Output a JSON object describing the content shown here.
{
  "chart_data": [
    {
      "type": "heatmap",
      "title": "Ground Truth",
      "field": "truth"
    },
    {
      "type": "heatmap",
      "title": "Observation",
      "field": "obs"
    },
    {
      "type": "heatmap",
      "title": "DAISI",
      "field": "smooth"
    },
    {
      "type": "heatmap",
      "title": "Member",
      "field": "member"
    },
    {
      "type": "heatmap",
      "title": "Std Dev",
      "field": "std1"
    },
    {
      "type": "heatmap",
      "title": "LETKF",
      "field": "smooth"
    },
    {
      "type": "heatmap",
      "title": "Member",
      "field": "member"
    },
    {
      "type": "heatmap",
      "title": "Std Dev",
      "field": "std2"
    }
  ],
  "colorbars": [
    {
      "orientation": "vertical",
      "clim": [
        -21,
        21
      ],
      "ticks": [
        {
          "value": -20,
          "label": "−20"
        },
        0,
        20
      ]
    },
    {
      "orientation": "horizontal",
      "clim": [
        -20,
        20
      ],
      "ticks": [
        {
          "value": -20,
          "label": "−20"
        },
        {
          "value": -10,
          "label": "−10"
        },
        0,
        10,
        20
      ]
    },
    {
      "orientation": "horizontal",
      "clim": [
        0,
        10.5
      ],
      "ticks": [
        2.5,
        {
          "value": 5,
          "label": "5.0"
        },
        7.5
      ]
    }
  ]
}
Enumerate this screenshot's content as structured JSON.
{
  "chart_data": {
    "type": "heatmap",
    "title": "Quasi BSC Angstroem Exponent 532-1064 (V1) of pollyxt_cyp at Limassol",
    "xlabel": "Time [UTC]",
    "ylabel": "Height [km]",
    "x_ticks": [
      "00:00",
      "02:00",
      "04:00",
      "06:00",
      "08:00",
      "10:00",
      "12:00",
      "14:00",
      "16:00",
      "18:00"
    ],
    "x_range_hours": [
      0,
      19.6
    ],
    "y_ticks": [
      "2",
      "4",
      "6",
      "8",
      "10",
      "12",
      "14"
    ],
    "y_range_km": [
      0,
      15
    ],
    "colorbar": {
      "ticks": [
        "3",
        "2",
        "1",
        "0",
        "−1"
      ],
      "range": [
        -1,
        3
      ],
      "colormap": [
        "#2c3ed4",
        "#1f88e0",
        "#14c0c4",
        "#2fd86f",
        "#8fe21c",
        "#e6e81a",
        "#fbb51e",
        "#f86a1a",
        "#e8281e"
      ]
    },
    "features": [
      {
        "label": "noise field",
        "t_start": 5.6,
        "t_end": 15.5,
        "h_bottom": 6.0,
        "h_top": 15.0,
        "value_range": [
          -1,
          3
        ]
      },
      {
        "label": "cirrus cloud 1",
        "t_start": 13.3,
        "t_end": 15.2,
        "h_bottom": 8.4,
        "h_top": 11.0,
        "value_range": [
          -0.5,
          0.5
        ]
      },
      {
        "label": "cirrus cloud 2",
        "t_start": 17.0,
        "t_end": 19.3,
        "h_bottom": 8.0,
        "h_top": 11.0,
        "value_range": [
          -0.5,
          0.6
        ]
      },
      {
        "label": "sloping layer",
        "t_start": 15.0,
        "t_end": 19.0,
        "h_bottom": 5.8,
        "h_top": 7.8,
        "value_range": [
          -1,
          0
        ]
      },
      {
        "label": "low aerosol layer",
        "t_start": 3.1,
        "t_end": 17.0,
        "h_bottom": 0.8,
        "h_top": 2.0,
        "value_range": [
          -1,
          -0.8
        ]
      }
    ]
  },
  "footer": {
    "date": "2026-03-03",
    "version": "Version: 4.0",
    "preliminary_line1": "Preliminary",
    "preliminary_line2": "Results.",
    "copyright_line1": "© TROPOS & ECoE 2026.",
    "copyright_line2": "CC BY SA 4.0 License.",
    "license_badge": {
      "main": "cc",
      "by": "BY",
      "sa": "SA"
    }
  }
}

▶ [Set exercise]
Copy each line holding the word "JSON" from the listing above.

▶ [Task answer]
Output a JSON object describing the content shown here.
Enumerate this screenshot's content as structured JSON.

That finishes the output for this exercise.